PROBLEM:
Show only lines that include "Paperin".

SUPPLIED RECORDS:

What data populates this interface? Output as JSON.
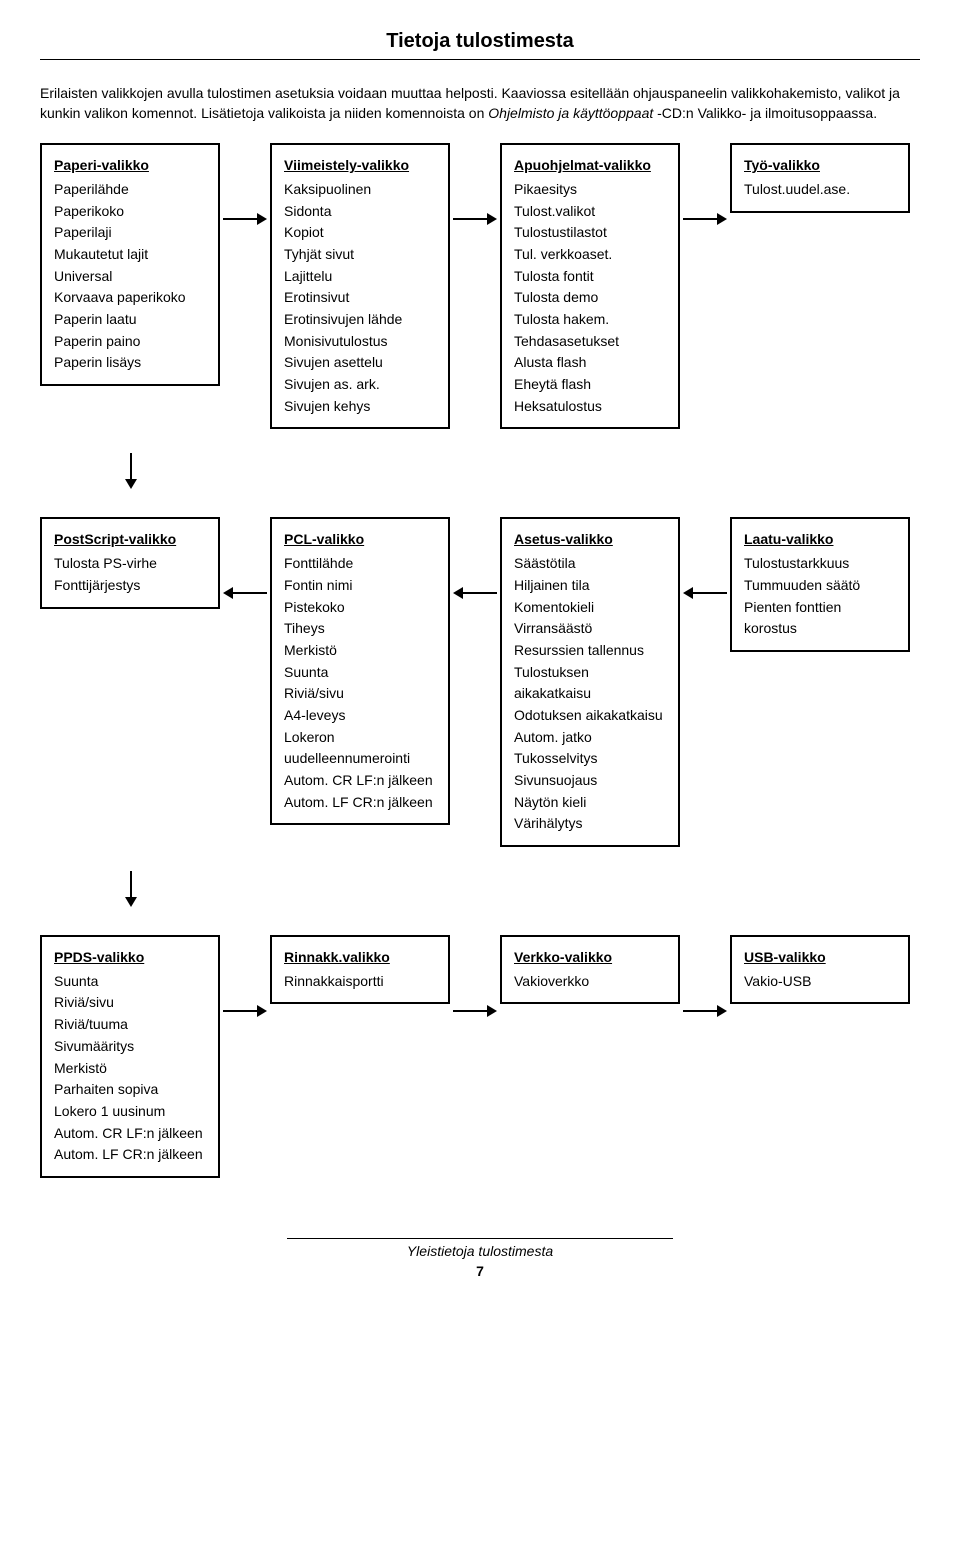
{
  "header": {
    "title": "Tietoja tulostimesta"
  },
  "intro": {
    "line1": "Erilaisten valikkojen avulla tulostimen asetuksia voidaan muuttaa helposti. Kaaviossa esitellään ohjauspaneelin valikkohakemisto, valikot ja kunkin valikon komennot.",
    "line2_pre": "Lisätietoja valikoista ja niiden komennoista on ",
    "line2_italic": "Ohjelmisto ja käyttöoppaat",
    "line2_post": " -CD:n Valikko- ja ilmoitusoppaassa."
  },
  "rows": [
    {
      "direction": "right",
      "boxes": [
        {
          "title": "Paperi-valikko",
          "items": [
            "Paperilähde",
            "Paperikoko",
            "Paperilaji",
            "Mukautetut lajit",
            "Universal",
            "Korvaava paperikoko",
            "Paperin laatu",
            "Paperin paino",
            "Paperin lisäys"
          ]
        },
        {
          "title": "Viimeistely-valikko",
          "items": [
            "Kaksipuolinen",
            "Sidonta",
            "Kopiot",
            "Tyhjät sivut",
            "Lajittelu",
            "Erotinsivut",
            "Erotinsivujen lähde",
            "Monisivutulostus",
            "Sivujen asettelu",
            "Sivujen as. ark.",
            "Sivujen kehys"
          ]
        },
        {
          "title": "Apuohjelmat-valikko",
          "items": [
            "Pikaesitys",
            "Tulost.valikot",
            "Tulostustilastot",
            "Tul. verkkoaset.",
            "Tulosta fontit",
            "Tulosta demo",
            "Tulosta hakem.",
            "Tehdasasetukset",
            "Alusta flash",
            "Eheytä flash",
            "Heksatulostus"
          ]
        },
        {
          "title": "Työ-valikko",
          "items": [
            "Tulost.uudel.ase."
          ]
        }
      ]
    },
    {
      "direction": "left",
      "boxes": [
        {
          "title": "PostScript-valikko",
          "items": [
            "Tulosta PS-virhe",
            "Fonttijärjestys"
          ]
        },
        {
          "title": "PCL-valikko",
          "items": [
            "Fonttilähde",
            "Fontin nimi",
            "Pistekoko",
            "Tiheys",
            "Merkistö",
            "Suunta",
            "Riviä/sivu",
            "A4-leveys",
            "Lokeron uudelleennumerointi",
            "Autom. CR LF:n jälkeen",
            "Autom. LF CR:n jälkeen"
          ]
        },
        {
          "title": "Asetus-valikko",
          "items": [
            "Säästötila",
            "Hiljainen tila",
            "Komentokieli",
            "Virransäästö",
            "Resurssien tallennus",
            "Tulostuksen aikakatkaisu",
            "Odotuksen aikakatkaisu",
            "Autom. jatko",
            "Tukosselvitys",
            "Sivunsuojaus",
            "Näytön kieli",
            "Värihälytys"
          ]
        },
        {
          "title": "Laatu-valikko",
          "items": [
            "Tulostustarkkuus",
            "Tummuuden säätö",
            "Pienten fonttien korostus"
          ]
        }
      ]
    },
    {
      "direction": "right",
      "boxes": [
        {
          "title": "PPDS-valikko",
          "items": [
            "Suunta",
            "Riviä/sivu",
            "Riviä/tuuma",
            "Sivumääritys",
            "Merkistö",
            "Parhaiten sopiva",
            "Lokero 1 uusinum",
            "Autom. CR LF:n jälkeen",
            "Autom. LF CR:n jälkeen"
          ]
        },
        {
          "title": "Rinnakk.valikko",
          "items": [
            "Rinnakkaisportti"
          ]
        },
        {
          "title": "Verkko-valikko",
          "items": [
            "Vakioverkko"
          ]
        },
        {
          "title": "USB-valikko",
          "items": [
            "Vakio-USB"
          ]
        }
      ]
    }
  ],
  "footer": {
    "section": "Yleistietoja tulostimesta",
    "page": "7"
  }
}
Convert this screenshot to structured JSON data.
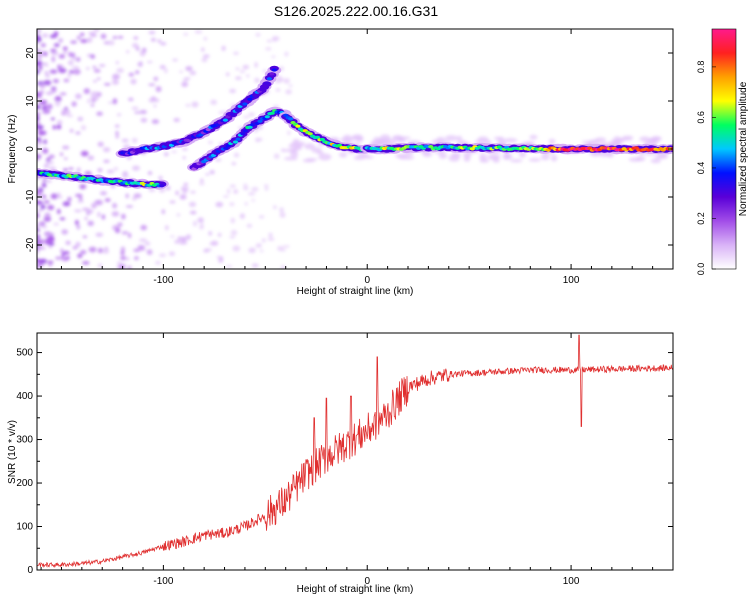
{
  "figure_title": "S126.2025.222.00.16.G31",
  "colors": {
    "snr_line": "#e03030",
    "axis": "#000000",
    "background": "#ffffff"
  },
  "chart_data": [
    {
      "type": "heatmap",
      "title": "S126.2025.222.00.16.G31",
      "xlabel": "Height of straight line (km)",
      "ylabel": "Frequency (Hz)",
      "xlim": [
        -162,
        150
      ],
      "ylim": [
        -25,
        25
      ],
      "xticks": [
        -100,
        0,
        100
      ],
      "xtick_labels": [
        "-100",
        "0",
        "100"
      ],
      "yticks": [
        -20,
        -10,
        0,
        10,
        20
      ],
      "ytick_labels": [
        "-20",
        "-10",
        "0",
        "10",
        "20"
      ],
      "colorbar": {
        "label": "Normalized spectral amplitude",
        "range": [
          0,
          0.95
        ],
        "ticks": [
          0,
          0.2,
          0.4,
          0.6,
          0.8
        ],
        "tick_labels": [
          "0.0",
          "0.2",
          "0.4",
          "0.6",
          "0.8"
        ],
        "colors": [
          "#ffffff",
          "#d9b3f7",
          "#a24de8",
          "#5a00d8",
          "#0010ff",
          "#00c8ff",
          "#00ff60",
          "#ffff00",
          "#ffa000",
          "#ff2020",
          "#ff1a8c"
        ]
      },
      "ridges": [
        {
          "name": "main-ridge",
          "points": [
            [
              -162,
              -5,
              0.45
            ],
            [
              -150,
              -5.5,
              0.5
            ],
            [
              -140,
              -6,
              0.5
            ],
            [
              -130,
              -6.5,
              0.45
            ],
            [
              -120,
              -7,
              0.5
            ],
            [
              -110,
              -7.3,
              0.6
            ],
            [
              -100,
              -7.5,
              0.4
            ]
          ]
        },
        {
          "name": "upper-arm",
          "points": [
            [
              -120,
              -1,
              0.3
            ],
            [
              -110,
              0,
              0.35
            ],
            [
              -100,
              0.5,
              0.4
            ],
            [
              -90,
              1.5,
              0.35
            ],
            [
              -80,
              3.5,
              0.3
            ],
            [
              -70,
              6,
              0.35
            ],
            [
              -60,
              9.5,
              0.4
            ],
            [
              -50,
              13,
              0.35
            ],
            [
              -45,
              17,
              0.3
            ]
          ]
        },
        {
          "name": "lower-arm",
          "points": [
            [
              -85,
              -4,
              0.3
            ],
            [
              -75,
              -1,
              0.35
            ],
            [
              -65,
              1.5,
              0.4
            ],
            [
              -58,
              4.5,
              0.45
            ],
            [
              -50,
              6.5,
              0.45
            ],
            [
              -45,
              8,
              0.5
            ],
            [
              -40,
              7,
              0.5
            ]
          ]
        },
        {
          "name": "descending",
          "points": [
            [
              -40,
              7,
              0.5
            ],
            [
              -35,
              5,
              0.55
            ],
            [
              -30,
              3.5,
              0.6
            ],
            [
              -25,
              2.5,
              0.6
            ],
            [
              -20,
              1.5,
              0.6
            ],
            [
              -15,
              0.8,
              0.6
            ],
            [
              -10,
              0.3,
              0.6
            ],
            [
              -5,
              0,
              0.6
            ],
            [
              0,
              0,
              0.6
            ]
          ]
        },
        {
          "name": "flat-ridge",
          "points": [
            [
              0,
              0,
              0.5
            ],
            [
              10,
              0,
              0.6
            ],
            [
              20,
              0.3,
              0.55
            ],
            [
              40,
              0.3,
              0.55
            ],
            [
              60,
              0.2,
              0.55
            ],
            [
              80,
              0.1,
              0.6
            ],
            [
              95,
              0,
              0.85
            ],
            [
              110,
              0,
              0.9
            ],
            [
              125,
              0,
              0.85
            ],
            [
              140,
              0,
              0.8
            ],
            [
              150,
              0,
              0.75
            ]
          ]
        }
      ]
    },
    {
      "type": "line",
      "xlabel": "Height of straight line (km)",
      "ylabel": "SNR (10 * v/v)",
      "xlim": [
        -162,
        150
      ],
      "ylim": [
        0,
        545
      ],
      "xticks": [
        -100,
        0,
        100
      ],
      "xtick_labels": [
        "-100",
        "0",
        "100"
      ],
      "yticks": [
        0,
        100,
        200,
        300,
        400,
        500
      ],
      "ytick_labels": [
        "0",
        "100",
        "200",
        "300",
        "400",
        "500"
      ],
      "series": [
        {
          "name": "SNR",
          "x": [
            -162,
            -150,
            -140,
            -130,
            -120,
            -110,
            -100,
            -90,
            -80,
            -70,
            -60,
            -50,
            -40,
            -30,
            -20,
            -10,
            0,
            10,
            20,
            30,
            40,
            60,
            80,
            100,
            120,
            150
          ],
          "values": [
            12,
            12,
            15,
            20,
            30,
            40,
            55,
            65,
            80,
            85,
            100,
            125,
            160,
            220,
            260,
            290,
            320,
            360,
            420,
            440,
            450,
            455,
            460,
            460,
            462,
            465
          ],
          "spikes": [
            [
              -26,
              350
            ],
            [
              -20,
              395
            ],
            [
              -8,
              400
            ],
            [
              5,
              490
            ],
            [
              104,
              540
            ],
            [
              105,
              330
            ]
          ]
        }
      ]
    }
  ]
}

EXPECTED ANSWER:
            "Paperin laatu",
            "Paperin paino",
            "Paperin lisäys"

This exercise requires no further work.